### STATED TASK
Reproduce the data that follows in its entirety, character for character.

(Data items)
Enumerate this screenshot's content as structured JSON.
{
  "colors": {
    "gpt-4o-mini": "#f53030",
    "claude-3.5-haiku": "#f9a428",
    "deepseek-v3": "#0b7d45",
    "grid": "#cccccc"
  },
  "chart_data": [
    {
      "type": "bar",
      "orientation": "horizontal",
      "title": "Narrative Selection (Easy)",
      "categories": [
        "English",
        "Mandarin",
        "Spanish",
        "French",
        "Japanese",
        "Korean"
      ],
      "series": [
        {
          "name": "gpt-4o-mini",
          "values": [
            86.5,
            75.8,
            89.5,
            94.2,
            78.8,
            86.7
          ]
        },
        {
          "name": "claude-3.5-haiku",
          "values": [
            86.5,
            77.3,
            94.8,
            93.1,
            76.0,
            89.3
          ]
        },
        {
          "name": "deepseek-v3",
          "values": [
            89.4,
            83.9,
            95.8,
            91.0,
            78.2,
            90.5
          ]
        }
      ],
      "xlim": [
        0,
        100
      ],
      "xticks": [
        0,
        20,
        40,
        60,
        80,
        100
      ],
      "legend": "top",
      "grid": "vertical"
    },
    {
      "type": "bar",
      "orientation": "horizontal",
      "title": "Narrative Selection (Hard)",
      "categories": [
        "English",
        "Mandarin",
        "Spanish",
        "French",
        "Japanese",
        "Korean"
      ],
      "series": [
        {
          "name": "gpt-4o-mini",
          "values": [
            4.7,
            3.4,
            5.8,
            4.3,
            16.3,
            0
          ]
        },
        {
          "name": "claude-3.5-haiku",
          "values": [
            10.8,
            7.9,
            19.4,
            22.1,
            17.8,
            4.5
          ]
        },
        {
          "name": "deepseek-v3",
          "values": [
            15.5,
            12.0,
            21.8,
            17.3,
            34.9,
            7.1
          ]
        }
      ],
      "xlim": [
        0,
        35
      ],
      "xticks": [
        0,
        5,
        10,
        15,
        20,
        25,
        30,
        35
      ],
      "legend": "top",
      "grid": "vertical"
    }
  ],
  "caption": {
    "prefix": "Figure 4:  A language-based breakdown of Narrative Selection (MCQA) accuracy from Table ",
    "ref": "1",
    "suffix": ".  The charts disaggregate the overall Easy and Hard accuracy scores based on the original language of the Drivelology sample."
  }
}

### RESULT OF THIS TASK
Enumerate this screenshot's content as structured JSON.
{
  "colors": {
    "gpt-4o-mini": "#f53030",
    "claude-3.5-haiku": "#f9a428",
    "deepseek-v3": "#0b7d45",
    "grid": "#cccccc"
  },
  "chart_data": [
    {
      "type": "bar",
      "orientation": "horizontal",
      "title": "Narrative Selection (Easy)",
      "categories": [
        "English",
        "Mandarin",
        "Spanish",
        "French",
        "Japanese",
        "Korean"
      ],
      "series": [
        {
          "name": "gpt-4o-mini",
          "values": [
            86.5,
            75.8,
            89.5,
            94.2,
            78.8,
            86.7
          ]
        },
        {
          "name": "claude-3.5-haiku",
          "values": [
            86.5,
            77.3,
            94.8,
            93.1,
            76.0,
            89.3
          ]
        },
        {
          "name": "deepseek-v3",
          "values": [
            89.4,
            83.9,
            95.8,
            91.0,
            78.2,
            90.5
          ]
        }
      ],
      "xlim": [
        0,
        100
      ],
      "xticks": [
        0,
        20,
        40,
        60,
        80,
        100
      ],
      "legend": "top",
      "grid": "vertical"
    },
    {
      "type": "bar",
      "orientation": "horizontal",
      "title": "Narrative Selection (Hard)",
      "categories": [
        "English",
        "Mandarin",
        "Spanish",
        "French",
        "Japanese",
        "Korean"
      ],
      "series": [
        {
          "name": "gpt-4o-mini",
          "values": [
            4.7,
            3.4,
            5.8,
            4.3,
            16.3,
            0
          ]
        },
        {
          "name": "claude-3.5-haiku",
          "values": [
            10.8,
            7.9,
            19.4,
            22.1,
            17.8,
            4.5
          ]
        },
        {
          "name": "deepseek-v3",
          "values": [
            15.5,
            12.0,
            21.8,
            17.3,
            34.9,
            7.1
          ]
        }
      ],
      "xlim": [
        0,
        35
      ],
      "xticks": [
        0,
        5,
        10,
        15,
        20,
        25,
        30,
        35
      ],
      "legend": "top",
      "grid": "vertical"
    }
  ],
  "caption": {
    "prefix": "Figure 4:  A language-based breakdown of Narrative Selection (MCQA) accuracy from Table ",
    "ref": "1",
    "suffix": ".  The charts disaggregate the overall Easy and Hard accuracy scores based on the original language of the Drivelology sample."
  }
}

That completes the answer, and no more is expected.